DATA RECORDS:
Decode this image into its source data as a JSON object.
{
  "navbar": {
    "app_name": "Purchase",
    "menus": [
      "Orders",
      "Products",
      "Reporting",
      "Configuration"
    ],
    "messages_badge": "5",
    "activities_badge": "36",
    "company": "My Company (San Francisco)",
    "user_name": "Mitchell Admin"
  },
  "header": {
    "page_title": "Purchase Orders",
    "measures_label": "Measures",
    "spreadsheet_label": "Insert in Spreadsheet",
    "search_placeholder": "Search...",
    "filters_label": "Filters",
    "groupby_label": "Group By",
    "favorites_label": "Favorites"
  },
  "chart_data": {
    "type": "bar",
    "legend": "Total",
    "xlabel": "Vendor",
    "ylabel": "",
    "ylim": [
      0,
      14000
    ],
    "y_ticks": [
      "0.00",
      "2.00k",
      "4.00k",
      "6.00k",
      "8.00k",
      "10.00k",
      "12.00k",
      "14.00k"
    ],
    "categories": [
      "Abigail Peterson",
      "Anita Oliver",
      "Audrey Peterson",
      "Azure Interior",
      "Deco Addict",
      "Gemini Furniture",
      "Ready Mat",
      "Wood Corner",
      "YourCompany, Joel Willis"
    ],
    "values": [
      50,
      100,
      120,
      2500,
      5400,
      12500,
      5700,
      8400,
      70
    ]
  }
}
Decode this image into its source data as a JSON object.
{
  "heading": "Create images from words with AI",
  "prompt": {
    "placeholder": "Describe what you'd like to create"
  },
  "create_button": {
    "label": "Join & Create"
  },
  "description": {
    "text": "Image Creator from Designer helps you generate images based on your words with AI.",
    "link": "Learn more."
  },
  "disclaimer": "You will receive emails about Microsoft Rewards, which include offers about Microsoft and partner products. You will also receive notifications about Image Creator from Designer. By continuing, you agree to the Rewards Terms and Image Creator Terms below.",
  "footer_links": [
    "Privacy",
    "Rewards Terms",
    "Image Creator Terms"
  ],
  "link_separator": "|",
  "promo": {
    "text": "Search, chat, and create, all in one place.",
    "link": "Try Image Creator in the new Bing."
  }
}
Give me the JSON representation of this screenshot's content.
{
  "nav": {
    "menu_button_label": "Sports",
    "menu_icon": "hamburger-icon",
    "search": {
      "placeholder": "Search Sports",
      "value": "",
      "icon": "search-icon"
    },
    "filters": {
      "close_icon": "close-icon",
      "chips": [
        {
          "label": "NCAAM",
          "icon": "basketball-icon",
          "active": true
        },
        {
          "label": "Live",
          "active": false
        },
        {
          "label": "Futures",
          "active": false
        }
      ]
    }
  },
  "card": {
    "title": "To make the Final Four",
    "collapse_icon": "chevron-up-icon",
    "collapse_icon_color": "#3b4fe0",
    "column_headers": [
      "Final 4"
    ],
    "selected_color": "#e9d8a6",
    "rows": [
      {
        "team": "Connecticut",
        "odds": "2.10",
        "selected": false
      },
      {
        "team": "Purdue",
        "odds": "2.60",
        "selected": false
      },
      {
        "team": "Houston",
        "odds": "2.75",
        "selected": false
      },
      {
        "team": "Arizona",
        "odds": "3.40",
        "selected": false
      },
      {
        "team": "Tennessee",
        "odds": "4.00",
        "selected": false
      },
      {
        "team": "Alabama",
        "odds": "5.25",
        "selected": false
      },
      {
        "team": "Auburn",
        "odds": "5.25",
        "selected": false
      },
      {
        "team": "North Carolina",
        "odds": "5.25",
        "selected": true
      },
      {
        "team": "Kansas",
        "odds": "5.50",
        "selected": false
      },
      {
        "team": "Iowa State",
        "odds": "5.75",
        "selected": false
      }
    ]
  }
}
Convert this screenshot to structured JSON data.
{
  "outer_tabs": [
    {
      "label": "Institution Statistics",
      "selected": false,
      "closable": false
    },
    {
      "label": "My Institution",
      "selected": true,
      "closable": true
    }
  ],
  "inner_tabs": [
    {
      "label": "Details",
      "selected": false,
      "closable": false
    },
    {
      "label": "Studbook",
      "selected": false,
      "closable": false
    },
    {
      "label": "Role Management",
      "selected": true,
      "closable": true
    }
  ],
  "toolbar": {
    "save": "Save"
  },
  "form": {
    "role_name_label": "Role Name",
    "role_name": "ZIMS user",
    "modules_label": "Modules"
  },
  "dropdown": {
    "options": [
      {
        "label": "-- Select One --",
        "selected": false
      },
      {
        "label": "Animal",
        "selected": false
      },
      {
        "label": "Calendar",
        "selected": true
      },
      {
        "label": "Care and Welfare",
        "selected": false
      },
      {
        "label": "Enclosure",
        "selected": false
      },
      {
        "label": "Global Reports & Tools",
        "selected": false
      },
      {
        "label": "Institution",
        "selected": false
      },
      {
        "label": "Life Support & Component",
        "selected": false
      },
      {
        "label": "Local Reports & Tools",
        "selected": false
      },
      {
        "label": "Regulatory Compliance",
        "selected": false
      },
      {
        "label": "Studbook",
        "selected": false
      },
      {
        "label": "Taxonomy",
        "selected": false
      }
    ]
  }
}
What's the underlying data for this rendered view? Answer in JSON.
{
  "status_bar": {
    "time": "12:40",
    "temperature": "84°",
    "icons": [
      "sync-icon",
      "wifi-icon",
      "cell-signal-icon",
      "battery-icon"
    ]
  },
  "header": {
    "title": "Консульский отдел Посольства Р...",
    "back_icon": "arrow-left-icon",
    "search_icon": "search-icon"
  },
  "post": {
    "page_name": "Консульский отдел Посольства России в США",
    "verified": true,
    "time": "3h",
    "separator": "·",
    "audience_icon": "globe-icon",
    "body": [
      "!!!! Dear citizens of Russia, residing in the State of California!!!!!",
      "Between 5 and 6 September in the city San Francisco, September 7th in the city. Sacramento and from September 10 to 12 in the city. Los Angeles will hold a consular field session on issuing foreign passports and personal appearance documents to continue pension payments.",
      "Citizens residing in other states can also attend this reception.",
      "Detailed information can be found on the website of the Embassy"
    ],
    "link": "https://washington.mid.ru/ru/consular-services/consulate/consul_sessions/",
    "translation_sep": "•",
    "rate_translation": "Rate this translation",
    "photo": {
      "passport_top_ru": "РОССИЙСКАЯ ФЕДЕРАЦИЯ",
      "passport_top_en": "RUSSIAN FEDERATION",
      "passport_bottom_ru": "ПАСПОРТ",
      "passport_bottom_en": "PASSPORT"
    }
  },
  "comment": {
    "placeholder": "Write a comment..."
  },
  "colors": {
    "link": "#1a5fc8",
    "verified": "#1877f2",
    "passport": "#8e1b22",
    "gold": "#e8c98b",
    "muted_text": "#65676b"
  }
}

EXERCISE DIRECTIONS: Quote each line of the data above exactly as written.

TASK SOLUTION:
Decode this image into its source data as a JSON object.
{
  "navbar": {
    "app_name": "Purchase",
    "menus": [
      "Orders",
      "Products",
      "Reporting",
      "Configuration"
    ],
    "messages_badge": "5",
    "activities_badge": "36",
    "company": "My Company (San Francisco)",
    "user_name": "Mitchell Admin"
  },
  "header": {
    "page_title": "Purchase Orders",
    "measures_label": "Measures",
    "spreadsheet_label": "Insert in Spreadsheet",
    "search_placeholder": "Search...",
    "filters_label": "Filters",
    "groupby_label": "Group By",
    "favorites_label": "Favorites"
  },
  "chart_data": {
    "type": "bar",
    "legend": "Total",
    "xlabel": "Vendor",
    "ylabel": "",
    "ylim": [
      0,
      14000
    ],
    "y_ticks": [
      "0.00",
      "2.00k",
      "4.00k",
      "6.00k",
      "8.00k",
      "10.00k",
      "12.00k",
      "14.00k"
    ],
    "categories": [
      "Abigail Peterson",
      "Anita Oliver",
      "Audrey Peterson",
      "Azure Interior",
      "Deco Addict",
      "Gemini Furniture",
      "Ready Mat",
      "Wood Corner",
      "YourCompany, Joel Willis"
    ],
    "values": [
      50,
      100,
      120,
      2500,
      5400,
      12500,
      5700,
      8400,
      70
    ]
  }
}
Decode this image into its source data as a JSON object.
{
  "heading": "Create images from words with AI",
  "prompt": {
    "placeholder": "Describe what you'd like to create"
  },
  "create_button": {
    "label": "Join & Create"
  },
  "description": {
    "text": "Image Creator from Designer helps you generate images based on your words with AI.",
    "link": "Learn more."
  },
  "disclaimer": "You will receive emails about Microsoft Rewards, which include offers about Microsoft and partner products. You will also receive notifications about Image Creator from Designer. By continuing, you agree to the Rewards Terms and Image Creator Terms below.",
  "footer_links": [
    "Privacy",
    "Rewards Terms",
    "Image Creator Terms"
  ],
  "link_separator": "|",
  "promo": {
    "text": "Search, chat, and create, all in one place.",
    "link": "Try Image Creator in the new Bing."
  }
}
Give me the JSON representation of this screenshot's content.
{
  "nav": {
    "menu_button_label": "Sports",
    "menu_icon": "hamburger-icon",
    "search": {
      "placeholder": "Search Sports",
      "value": "",
      "icon": "search-icon"
    },
    "filters": {
      "close_icon": "close-icon",
      "chips": [
        {
          "label": "NCAAM",
          "icon": "basketball-icon",
          "active": true
        },
        {
          "label": "Live",
          "active": false
        },
        {
          "label": "Futures",
          "active": false
        }
      ]
    }
  },
  "card": {
    "title": "To make the Final Four",
    "collapse_icon": "chevron-up-icon",
    "collapse_icon_color": "#3b4fe0",
    "column_headers": [
      "Final 4"
    ],
    "selected_color": "#e9d8a6",
    "rows": [
      {
        "team": "Connecticut",
        "odds": "2.10",
        "selected": false
      },
      {
        "team": "Purdue",
        "odds": "2.60",
        "selected": false
      },
      {
        "team": "Houston",
        "odds": "2.75",
        "selected": false
      },
      {
        "team": "Arizona",
        "odds": "3.40",
        "selected": false
      },
      {
        "team": "Tennessee",
        "odds": "4.00",
        "selected": false
      },
      {
        "team": "Alabama",
        "odds": "5.25",
        "selected": false
      },
      {
        "team": "Auburn",
        "odds": "5.25",
        "selected": false
      },
      {
        "team": "North Carolina",
        "odds": "5.25",
        "selected": true
      },
      {
        "team": "Kansas",
        "odds": "5.50",
        "selected": false
      },
      {
        "team": "Iowa State",
        "odds": "5.75",
        "selected": false
      }
    ]
  }
}
Convert this screenshot to structured JSON data.
{
  "outer_tabs": [
    {
      "label": "Institution Statistics",
      "selected": false,
      "closable": false
    },
    {
      "label": "My Institution",
      "selected": true,
      "closable": true
    }
  ],
  "inner_tabs": [
    {
      "label": "Details",
      "selected": false,
      "closable": false
    },
    {
      "label": "Studbook",
      "selected": false,
      "closable": false
    },
    {
      "label": "Role Management",
      "selected": true,
      "closable": true
    }
  ],
  "toolbar": {
    "save": "Save"
  },
  "form": {
    "role_name_label": "Role Name",
    "role_name": "ZIMS user",
    "modules_label": "Modules"
  },
  "dropdown": {
    "options": [
      {
        "label": "-- Select One --",
        "selected": false
      },
      {
        "label": "Animal",
        "selected": false
      },
      {
        "label": "Calendar",
        "selected": true
      },
      {
        "label": "Care and Welfare",
        "selected": false
      },
      {
        "label": "Enclosure",
        "selected": false
      },
      {
        "label": "Global Reports & Tools",
        "selected": false
      },
      {
        "label": "Institution",
        "selected": false
      },
      {
        "label": "Life Support & Component",
        "selected": false
      },
      {
        "label": "Local Reports & Tools",
        "selected": false
      },
      {
        "label": "Regulatory Compliance",
        "selected": false
      },
      {
        "label": "Studbook",
        "selected": false
      },
      {
        "label": "Taxonomy",
        "selected": false
      }
    ]
  }
}
What's the underlying data for this rendered view? Answer in JSON.
{
  "status_bar": {
    "time": "12:40",
    "temperature": "84°",
    "icons": [
      "sync-icon",
      "wifi-icon",
      "cell-signal-icon",
      "battery-icon"
    ]
  },
  "header": {
    "title": "Консульский отдел Посольства Р...",
    "back_icon": "arrow-left-icon",
    "search_icon": "search-icon"
  },
  "post": {
    "page_name": "Консульский отдел Посольства России в США",
    "verified": true,
    "time": "3h",
    "separator": "·",
    "audience_icon": "globe-icon",
    "body": [
      "!!!! Dear citizens of Russia, residing in the State of California!!!!!",
      "Between 5 and 6 September in the city San Francisco, September 7th in the city. Sacramento and from September 10 to 12 in the city. Los Angeles will hold a consular field session on issuing foreign passports and personal appearance documents to continue pension payments.",
      "Citizens residing in other states can also attend this reception.",
      "Detailed information can be found on the website of the Embassy"
    ],
    "link": "https://washington.mid.ru/ru/consular-services/consulate/consul_sessions/",
    "translation_sep": "•",
    "rate_translation": "Rate this translation",
    "photo": {
      "passport_top_ru": "РОССИЙСКАЯ ФЕДЕРАЦИЯ",
      "passport_top_en": "RUSSIAN FEDERATION",
      "passport_bottom_ru": "ПАСПОРТ",
      "passport_bottom_en": "PASSPORT"
    }
  },
  "comment": {
    "placeholder": "Write a comment..."
  },
  "colors": {
    "link": "#1a5fc8",
    "verified": "#1877f2",
    "passport": "#8e1b22",
    "gold": "#e8c98b",
    "muted_text": "#65676b"
  }
}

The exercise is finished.